» Request
Collect every line below that contains the word "SmallNORB".

» Supplied records
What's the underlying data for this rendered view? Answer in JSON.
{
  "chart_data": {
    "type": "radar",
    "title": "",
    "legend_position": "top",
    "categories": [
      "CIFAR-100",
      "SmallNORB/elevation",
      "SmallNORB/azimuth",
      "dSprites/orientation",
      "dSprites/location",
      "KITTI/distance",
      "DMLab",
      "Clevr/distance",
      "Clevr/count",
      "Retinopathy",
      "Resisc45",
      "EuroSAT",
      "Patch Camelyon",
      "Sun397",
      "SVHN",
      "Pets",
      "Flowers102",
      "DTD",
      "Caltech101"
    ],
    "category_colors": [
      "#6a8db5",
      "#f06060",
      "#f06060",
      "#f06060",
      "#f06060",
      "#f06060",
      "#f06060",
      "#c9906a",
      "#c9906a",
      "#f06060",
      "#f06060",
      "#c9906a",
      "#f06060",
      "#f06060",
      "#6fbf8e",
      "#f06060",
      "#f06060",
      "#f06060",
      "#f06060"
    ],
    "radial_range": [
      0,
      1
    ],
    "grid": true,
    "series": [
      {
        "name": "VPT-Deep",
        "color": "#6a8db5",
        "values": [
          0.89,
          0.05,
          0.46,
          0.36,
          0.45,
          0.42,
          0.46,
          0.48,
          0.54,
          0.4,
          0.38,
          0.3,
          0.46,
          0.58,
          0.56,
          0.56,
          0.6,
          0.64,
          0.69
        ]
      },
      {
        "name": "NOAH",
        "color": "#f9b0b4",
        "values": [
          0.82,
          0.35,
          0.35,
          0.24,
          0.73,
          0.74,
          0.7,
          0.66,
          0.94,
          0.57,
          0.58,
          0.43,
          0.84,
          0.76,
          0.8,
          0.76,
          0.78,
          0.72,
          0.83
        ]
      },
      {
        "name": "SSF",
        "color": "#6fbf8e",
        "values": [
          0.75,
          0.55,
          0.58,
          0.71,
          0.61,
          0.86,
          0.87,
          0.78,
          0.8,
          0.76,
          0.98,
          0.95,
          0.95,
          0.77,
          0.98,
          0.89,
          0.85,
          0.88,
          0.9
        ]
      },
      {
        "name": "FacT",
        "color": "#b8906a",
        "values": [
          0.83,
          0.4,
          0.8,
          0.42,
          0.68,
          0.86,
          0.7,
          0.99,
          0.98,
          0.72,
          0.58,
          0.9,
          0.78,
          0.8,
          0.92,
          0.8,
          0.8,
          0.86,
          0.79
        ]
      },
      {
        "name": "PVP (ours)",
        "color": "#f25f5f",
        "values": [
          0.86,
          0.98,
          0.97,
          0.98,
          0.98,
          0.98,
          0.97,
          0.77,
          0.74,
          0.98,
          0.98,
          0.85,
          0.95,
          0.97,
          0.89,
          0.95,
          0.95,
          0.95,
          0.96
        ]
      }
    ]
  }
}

» Exercise output
      "SmallNORB/elevation",
      "SmallNORB/azimuth",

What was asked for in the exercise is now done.